-- start PASSAGE GIVEN --
Info for Grädener: Orchestral Music, Vol. 1



The German-born, Vienna-based Hermann Grädener (1844–1929) is yet another composer whose music, esteemed in its own time, has since slipped between the floorboards of history. Yet this first recording of his two violin concertos – substantial works both, downstream from Brahms, and with a hint of Sibelius – prove him to have been one of the more important Romantics, with a strong sense of drama, a sure hand for musical architecture and a natural flair for extended melody. The conductor of this recording, Gottfried Rabl, discovered Grädener’s scores in the secondhand section of a Viennese music-shop many years ago and now, joined by the American violinist Karen Bentley Pollick, they are releasing this first album in a series intended to put Grädener’s music before the modern public for the first time.

Karen Bentley Pollick, violin
National Symphony Orchestra of Ukraine
Gottfried Rabl, conductor



Karen Bentley Pollick
is one of America’s leading contemporary musicians, performing a wide range of solo repertoire and styles on violin, viola, piano and Norwegian hardangerfele to extend the boundaries of the concert experience from the Baroque to cutting edge contemporary music and live improvisations. A native of Palo Alto, California, she began piano lessons at age 5 with Armenian pianist Rusana Sysoyev, studied with Camilla Wicks in San Francisco, and with Yuval Yaron, Josef Gingold and Rostislav Dubinsky at Indiana University, where she received both Bachelors and Masters of Music Degrees in Violin Performance with a cognate in Choral Conducting. She performed in master classes of Nathan Milstein in Zurich, Jean-Jacques Kantorow in Victoria, B.C., and Glenn Dicterow in Carmel, CA. Her recordings of original music include Electric Diamond, Angel, Konzerto and Succubus and Ariel View, for which she has received three music awards from Just Plain Folks, including Best Instrumental Album and Best Song. On her own record label Ariel Ventures she has produced chamber music featuring works by Russian pianist/composer Ivan Sokolov on , Homage to Fiddlers & Russian Soulscapes; music of Swedish composer Ole Saxe on Dancing Suite to Suite & Peace Piece; Bebop for Beagles, Estadio, and filmed Dan Tepfer’s Solo Blues for Violin and Piano. She has also recorded for CRI, Sony, RCA and Camel Productions, as well as the Bridge, Albany, Mode, Numinous, Innova, Tzadik, NEOS, Toccata Classics, Blue Coast Records and Lithuanian Music Center labels.
-- end PASSAGE GIVEN --
-- start RECORD EXTRACTS --
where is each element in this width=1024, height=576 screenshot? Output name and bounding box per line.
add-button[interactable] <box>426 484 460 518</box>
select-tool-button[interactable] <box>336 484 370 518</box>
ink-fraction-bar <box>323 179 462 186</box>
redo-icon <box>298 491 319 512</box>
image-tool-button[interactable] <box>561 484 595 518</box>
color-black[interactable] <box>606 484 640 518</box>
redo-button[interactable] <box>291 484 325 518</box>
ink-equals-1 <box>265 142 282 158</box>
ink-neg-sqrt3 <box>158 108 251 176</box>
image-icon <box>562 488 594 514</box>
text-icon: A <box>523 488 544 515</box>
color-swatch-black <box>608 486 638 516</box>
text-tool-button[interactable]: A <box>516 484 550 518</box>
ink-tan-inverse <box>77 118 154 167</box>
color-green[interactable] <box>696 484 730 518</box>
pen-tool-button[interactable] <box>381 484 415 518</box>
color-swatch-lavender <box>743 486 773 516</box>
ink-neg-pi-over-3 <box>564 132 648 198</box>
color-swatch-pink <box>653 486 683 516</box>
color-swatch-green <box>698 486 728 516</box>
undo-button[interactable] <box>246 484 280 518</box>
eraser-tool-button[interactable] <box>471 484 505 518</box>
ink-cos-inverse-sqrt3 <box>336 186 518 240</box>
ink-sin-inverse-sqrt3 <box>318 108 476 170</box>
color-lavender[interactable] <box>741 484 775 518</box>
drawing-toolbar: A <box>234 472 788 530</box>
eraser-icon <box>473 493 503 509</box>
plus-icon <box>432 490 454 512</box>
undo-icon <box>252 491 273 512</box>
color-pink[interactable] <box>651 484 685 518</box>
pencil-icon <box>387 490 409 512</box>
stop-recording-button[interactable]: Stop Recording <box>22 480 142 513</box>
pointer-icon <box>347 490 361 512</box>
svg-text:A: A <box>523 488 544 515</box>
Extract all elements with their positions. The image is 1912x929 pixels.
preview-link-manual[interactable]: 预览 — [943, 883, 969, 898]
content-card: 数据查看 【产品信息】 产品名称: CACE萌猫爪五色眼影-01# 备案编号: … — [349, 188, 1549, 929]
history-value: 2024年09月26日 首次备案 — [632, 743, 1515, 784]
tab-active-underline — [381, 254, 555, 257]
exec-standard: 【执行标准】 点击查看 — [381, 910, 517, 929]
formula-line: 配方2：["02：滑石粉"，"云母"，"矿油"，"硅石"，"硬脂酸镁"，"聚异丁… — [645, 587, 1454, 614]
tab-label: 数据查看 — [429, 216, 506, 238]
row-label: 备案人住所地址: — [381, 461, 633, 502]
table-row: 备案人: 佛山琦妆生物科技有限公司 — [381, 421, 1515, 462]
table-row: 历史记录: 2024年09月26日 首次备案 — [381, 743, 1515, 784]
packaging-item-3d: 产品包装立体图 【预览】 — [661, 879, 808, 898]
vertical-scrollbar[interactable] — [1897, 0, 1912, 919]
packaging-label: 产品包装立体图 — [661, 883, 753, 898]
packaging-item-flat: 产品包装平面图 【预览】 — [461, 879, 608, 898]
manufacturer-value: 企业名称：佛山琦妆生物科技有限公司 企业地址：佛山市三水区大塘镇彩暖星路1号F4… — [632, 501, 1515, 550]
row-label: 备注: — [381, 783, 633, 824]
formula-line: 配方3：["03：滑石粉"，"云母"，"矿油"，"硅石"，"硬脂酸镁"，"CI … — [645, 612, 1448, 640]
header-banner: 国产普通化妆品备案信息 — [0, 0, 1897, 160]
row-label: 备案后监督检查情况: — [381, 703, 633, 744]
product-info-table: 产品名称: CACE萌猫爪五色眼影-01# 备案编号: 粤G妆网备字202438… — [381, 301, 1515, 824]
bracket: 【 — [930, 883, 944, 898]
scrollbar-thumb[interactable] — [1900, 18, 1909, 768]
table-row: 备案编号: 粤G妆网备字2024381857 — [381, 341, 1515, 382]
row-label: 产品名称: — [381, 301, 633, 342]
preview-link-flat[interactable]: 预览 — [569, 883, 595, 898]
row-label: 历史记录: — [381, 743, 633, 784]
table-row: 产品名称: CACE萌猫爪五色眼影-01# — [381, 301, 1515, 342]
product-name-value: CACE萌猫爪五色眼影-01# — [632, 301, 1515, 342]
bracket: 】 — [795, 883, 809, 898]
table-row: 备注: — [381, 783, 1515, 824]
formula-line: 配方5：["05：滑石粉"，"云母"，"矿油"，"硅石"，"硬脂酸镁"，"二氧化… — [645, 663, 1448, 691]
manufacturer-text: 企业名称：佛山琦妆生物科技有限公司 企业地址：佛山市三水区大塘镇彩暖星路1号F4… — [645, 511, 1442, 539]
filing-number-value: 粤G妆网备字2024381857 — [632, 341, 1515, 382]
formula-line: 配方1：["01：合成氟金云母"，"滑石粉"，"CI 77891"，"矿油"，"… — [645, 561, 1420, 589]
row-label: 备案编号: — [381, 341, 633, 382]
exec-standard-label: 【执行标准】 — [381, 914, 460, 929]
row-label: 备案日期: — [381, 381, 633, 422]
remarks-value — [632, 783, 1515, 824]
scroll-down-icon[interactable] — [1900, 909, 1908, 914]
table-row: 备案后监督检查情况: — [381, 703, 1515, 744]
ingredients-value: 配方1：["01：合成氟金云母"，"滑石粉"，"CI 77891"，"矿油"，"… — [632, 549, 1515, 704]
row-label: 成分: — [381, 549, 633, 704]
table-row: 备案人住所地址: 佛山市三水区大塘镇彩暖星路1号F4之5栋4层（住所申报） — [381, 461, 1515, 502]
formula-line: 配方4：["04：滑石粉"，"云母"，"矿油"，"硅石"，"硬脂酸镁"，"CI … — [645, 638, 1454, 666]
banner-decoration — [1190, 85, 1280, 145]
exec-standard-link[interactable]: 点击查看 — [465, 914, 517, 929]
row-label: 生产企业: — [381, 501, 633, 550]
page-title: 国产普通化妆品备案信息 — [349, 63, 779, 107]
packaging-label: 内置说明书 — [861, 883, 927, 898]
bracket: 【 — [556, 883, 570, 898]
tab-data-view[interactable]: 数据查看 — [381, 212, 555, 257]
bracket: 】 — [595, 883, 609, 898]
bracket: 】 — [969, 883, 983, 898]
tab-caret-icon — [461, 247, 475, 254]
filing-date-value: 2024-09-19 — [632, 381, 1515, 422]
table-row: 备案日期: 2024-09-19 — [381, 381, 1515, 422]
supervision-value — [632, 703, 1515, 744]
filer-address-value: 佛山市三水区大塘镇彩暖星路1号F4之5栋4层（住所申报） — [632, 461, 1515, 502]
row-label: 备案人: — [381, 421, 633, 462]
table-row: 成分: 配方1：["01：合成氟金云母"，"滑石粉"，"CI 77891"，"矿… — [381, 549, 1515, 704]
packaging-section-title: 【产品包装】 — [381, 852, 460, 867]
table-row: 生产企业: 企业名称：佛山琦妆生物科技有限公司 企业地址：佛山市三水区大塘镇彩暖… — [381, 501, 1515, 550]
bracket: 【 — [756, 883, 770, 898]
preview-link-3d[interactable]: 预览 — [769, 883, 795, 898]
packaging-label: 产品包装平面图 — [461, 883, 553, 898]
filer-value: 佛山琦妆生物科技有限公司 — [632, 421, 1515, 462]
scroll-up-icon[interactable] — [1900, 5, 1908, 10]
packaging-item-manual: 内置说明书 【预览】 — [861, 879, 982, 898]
-- end RECORD EXTRACTS --
● **WHAT NEEDS TO BE DONE**
Echo the stretch of the Grädener album notes from "Info for Grädener: Orchestral" through "the first time.", reproducing it word for word.

● **CORRECT RESULT**
Info for Grädener: Orchestral Music, Vol. 1



The German-born, Vienna-based Hermann Grädener (1844–1929) is yet another composer whose music, esteemed in its own time, has since slipped between the floorboards of history. Yet this first recording of his two violin concertos – substantial works both, downstream from Brahms, and with a hint of Sibelius – prove him to have been one of the more important Romantics, with a strong sense of drama, a sure hand for musical architecture and a natural flair for extended melody. The conductor of this recording, Gottfried Rabl, discovered Grädener’s scores in the secondhand section of a Viennese music-shop many years ago and now, joined by the American violinist Karen Bentley Pollick, they are releasing this first album in a series intended to put Grädener’s music before the modern public for the first time.